Dataset records:
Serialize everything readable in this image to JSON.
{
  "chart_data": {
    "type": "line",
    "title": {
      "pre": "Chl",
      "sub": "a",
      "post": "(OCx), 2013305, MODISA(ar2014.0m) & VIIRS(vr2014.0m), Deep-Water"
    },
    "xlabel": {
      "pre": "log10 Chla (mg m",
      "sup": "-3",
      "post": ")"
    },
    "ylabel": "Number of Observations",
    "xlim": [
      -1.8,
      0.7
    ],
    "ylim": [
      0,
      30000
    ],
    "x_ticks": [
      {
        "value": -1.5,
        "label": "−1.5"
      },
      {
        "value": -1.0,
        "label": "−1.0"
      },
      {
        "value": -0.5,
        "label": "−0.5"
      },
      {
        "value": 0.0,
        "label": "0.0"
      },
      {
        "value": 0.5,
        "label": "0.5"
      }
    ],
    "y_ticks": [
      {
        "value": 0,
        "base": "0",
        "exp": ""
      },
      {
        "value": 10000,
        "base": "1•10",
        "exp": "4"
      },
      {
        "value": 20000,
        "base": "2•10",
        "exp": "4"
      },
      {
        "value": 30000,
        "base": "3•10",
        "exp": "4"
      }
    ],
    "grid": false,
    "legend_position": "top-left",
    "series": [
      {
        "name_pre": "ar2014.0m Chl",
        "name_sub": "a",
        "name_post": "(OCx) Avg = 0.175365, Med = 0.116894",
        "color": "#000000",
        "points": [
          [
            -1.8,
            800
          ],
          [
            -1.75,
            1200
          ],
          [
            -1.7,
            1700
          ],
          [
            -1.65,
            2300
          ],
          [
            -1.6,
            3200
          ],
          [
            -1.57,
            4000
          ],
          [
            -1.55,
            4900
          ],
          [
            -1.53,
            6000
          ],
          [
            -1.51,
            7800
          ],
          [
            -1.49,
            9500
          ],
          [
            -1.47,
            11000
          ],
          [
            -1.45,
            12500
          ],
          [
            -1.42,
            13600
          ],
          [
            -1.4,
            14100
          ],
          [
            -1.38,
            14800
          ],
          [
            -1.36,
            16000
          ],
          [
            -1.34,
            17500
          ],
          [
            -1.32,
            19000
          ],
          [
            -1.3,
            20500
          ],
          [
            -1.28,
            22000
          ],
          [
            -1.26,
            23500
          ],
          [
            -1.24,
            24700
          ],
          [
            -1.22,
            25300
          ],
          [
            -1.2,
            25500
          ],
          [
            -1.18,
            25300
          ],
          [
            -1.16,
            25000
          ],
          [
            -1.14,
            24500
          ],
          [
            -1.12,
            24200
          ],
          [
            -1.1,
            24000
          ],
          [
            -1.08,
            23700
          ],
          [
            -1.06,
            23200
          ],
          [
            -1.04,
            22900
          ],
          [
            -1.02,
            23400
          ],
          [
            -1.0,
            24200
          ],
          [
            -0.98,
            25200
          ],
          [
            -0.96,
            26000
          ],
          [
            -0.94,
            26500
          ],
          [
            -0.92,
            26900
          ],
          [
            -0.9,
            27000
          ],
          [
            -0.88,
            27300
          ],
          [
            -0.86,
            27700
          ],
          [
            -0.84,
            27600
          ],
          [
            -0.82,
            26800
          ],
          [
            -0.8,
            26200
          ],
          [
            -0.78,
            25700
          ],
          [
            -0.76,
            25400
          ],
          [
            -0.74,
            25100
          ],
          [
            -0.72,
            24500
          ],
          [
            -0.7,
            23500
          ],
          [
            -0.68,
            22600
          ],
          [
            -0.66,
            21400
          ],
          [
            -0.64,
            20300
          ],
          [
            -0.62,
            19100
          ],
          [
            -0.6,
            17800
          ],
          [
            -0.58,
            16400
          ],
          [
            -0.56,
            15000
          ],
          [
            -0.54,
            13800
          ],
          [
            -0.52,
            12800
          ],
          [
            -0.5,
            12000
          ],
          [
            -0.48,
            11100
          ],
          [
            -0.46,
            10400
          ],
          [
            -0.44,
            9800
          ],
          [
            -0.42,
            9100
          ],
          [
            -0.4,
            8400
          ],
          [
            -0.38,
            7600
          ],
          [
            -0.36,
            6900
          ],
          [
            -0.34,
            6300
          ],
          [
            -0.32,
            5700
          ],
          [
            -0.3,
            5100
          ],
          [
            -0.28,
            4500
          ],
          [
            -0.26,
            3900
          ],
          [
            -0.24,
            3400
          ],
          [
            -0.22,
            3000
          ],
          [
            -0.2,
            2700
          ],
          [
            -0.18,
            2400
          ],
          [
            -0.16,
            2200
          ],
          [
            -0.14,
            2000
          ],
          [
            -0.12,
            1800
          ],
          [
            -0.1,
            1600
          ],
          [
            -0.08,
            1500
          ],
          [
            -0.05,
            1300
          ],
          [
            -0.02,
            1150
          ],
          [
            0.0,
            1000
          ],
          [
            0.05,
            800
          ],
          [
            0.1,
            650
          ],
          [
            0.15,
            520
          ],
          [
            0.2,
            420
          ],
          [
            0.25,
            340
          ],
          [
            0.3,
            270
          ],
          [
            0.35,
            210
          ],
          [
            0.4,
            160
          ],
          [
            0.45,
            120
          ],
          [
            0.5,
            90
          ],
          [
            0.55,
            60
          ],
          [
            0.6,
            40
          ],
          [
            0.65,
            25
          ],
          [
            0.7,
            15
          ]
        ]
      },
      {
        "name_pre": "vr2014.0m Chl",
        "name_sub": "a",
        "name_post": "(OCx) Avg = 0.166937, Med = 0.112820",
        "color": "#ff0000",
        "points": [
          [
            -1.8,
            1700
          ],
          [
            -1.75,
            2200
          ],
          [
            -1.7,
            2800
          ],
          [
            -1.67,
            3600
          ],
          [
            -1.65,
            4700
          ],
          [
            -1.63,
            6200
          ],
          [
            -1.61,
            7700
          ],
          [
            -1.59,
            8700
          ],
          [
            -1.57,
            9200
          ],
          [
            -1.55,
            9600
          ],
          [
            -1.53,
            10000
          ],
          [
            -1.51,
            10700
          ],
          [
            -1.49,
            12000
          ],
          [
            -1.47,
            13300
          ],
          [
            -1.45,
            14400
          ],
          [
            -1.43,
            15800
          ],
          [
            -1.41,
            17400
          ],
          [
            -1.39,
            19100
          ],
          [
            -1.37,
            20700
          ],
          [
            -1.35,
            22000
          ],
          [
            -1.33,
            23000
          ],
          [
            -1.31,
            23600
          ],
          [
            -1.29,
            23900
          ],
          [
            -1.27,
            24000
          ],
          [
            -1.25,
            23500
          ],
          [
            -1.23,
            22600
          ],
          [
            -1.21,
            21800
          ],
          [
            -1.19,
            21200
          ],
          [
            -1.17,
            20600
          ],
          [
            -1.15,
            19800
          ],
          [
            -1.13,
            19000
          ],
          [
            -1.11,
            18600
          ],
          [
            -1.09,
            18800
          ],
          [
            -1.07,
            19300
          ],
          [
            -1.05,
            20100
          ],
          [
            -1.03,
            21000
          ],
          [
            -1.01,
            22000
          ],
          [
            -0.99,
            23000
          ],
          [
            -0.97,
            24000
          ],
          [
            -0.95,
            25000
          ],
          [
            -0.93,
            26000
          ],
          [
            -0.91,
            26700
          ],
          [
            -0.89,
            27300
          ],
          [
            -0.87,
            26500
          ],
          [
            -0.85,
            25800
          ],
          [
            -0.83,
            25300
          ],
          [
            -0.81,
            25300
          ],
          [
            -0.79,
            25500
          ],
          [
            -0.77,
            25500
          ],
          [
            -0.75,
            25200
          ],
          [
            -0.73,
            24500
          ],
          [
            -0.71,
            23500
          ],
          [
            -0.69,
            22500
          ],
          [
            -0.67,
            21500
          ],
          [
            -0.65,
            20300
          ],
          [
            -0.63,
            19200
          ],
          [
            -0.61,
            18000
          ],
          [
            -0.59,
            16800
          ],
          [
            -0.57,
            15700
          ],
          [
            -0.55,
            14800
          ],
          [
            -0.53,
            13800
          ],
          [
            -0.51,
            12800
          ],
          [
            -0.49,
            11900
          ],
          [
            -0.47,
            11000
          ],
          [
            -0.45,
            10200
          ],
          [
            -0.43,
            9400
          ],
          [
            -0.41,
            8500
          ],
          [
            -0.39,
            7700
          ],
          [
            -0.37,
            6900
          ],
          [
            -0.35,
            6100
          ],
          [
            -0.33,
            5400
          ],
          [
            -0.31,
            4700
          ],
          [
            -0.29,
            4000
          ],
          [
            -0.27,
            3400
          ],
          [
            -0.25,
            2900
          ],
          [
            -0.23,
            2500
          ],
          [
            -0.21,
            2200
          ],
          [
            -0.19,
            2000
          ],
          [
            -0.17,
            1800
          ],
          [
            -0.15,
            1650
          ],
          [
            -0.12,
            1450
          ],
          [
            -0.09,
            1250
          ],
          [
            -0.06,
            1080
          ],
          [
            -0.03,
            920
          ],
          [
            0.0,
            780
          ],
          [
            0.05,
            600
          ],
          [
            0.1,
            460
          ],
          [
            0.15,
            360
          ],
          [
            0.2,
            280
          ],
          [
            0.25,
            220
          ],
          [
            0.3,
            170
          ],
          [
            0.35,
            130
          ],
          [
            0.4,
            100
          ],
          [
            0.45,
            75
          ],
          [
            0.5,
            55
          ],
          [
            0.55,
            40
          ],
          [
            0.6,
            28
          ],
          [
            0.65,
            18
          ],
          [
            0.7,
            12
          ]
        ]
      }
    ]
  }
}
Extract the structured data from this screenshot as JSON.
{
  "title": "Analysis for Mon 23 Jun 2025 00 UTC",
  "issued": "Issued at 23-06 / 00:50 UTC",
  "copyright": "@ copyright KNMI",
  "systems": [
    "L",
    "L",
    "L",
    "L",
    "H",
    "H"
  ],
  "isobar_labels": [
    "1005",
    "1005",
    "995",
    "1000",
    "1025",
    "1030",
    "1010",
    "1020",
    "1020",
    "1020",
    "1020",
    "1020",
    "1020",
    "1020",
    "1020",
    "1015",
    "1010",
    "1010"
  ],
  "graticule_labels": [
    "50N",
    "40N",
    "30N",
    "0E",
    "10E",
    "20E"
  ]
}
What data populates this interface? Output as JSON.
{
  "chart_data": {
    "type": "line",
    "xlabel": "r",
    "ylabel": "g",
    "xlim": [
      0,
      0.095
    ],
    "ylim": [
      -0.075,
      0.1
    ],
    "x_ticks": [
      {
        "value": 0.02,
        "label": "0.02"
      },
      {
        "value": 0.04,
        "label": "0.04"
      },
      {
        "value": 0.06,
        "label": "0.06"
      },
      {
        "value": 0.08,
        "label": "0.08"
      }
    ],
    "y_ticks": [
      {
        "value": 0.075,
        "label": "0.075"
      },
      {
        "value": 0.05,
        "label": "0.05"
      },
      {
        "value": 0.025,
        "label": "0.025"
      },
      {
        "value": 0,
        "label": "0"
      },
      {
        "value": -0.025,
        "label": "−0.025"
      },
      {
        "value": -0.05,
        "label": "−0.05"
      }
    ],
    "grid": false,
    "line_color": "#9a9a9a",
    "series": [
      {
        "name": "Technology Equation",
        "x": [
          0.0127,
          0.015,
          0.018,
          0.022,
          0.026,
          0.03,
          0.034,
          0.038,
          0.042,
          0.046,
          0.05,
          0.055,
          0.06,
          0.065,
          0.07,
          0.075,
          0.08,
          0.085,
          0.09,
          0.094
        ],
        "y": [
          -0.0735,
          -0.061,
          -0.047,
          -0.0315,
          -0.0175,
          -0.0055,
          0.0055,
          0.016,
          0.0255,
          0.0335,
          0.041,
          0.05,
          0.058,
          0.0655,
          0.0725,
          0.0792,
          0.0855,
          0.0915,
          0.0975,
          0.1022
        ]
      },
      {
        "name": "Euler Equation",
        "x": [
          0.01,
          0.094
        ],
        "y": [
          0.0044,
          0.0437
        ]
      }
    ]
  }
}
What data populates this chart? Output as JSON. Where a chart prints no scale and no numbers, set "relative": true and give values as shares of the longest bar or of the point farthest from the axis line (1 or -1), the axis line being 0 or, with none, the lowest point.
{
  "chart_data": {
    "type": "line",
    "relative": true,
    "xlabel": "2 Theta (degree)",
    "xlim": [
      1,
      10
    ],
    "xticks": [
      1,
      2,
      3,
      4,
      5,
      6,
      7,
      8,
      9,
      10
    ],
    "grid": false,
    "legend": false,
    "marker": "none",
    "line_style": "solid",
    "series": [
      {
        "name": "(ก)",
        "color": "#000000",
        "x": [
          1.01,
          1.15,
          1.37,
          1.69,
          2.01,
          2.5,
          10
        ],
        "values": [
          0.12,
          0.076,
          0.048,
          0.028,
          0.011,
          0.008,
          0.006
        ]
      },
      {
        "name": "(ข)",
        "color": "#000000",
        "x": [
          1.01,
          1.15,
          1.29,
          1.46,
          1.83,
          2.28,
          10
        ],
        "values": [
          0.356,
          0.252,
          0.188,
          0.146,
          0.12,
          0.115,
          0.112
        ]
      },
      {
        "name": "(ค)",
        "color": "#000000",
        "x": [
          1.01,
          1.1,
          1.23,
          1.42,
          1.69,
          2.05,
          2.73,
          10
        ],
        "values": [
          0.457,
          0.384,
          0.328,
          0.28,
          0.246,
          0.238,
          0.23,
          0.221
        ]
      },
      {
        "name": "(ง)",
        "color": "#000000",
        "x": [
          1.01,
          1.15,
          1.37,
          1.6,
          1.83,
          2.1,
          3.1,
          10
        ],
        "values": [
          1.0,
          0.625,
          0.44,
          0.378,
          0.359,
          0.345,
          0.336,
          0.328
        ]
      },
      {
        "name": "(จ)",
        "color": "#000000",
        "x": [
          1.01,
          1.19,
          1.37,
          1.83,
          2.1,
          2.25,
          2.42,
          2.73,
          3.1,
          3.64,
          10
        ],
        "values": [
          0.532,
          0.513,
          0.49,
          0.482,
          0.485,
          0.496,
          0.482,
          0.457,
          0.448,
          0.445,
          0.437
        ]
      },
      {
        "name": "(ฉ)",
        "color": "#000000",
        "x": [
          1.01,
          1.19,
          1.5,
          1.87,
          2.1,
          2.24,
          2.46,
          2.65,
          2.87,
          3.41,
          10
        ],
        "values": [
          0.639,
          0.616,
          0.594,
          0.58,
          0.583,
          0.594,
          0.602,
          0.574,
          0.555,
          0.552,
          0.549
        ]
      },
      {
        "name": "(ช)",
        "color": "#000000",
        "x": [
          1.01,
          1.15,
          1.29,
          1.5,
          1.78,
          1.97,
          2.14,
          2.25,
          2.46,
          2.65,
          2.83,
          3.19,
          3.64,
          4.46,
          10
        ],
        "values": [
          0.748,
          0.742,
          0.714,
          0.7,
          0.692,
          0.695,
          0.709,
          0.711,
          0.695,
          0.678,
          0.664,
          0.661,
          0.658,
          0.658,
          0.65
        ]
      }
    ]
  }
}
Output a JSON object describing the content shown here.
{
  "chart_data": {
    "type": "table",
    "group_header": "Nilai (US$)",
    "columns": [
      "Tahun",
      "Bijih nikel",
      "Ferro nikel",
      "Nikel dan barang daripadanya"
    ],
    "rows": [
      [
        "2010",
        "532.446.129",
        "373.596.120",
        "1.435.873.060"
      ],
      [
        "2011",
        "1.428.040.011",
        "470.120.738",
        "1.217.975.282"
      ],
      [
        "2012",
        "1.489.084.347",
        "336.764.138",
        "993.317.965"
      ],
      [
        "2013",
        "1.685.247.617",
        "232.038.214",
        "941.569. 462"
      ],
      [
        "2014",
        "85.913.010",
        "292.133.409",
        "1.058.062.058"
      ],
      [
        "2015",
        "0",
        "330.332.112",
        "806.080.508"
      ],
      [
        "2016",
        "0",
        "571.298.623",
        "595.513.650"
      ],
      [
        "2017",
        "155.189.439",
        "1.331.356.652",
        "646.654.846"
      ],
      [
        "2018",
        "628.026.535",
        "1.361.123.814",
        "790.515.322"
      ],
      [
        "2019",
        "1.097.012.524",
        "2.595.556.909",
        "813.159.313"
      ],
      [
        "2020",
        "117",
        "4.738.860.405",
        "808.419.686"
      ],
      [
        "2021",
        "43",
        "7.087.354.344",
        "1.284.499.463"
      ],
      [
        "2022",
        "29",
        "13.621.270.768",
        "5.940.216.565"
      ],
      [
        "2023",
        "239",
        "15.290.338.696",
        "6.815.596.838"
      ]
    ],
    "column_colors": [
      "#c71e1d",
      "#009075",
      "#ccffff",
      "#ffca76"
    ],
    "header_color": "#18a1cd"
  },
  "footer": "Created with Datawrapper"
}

Given exercise: Go over the data above and copy every line that has the word "title" in it.

Task response:
    "title": {
  "title": "Analysis for Mon 23 Jun 2025 00 UTC",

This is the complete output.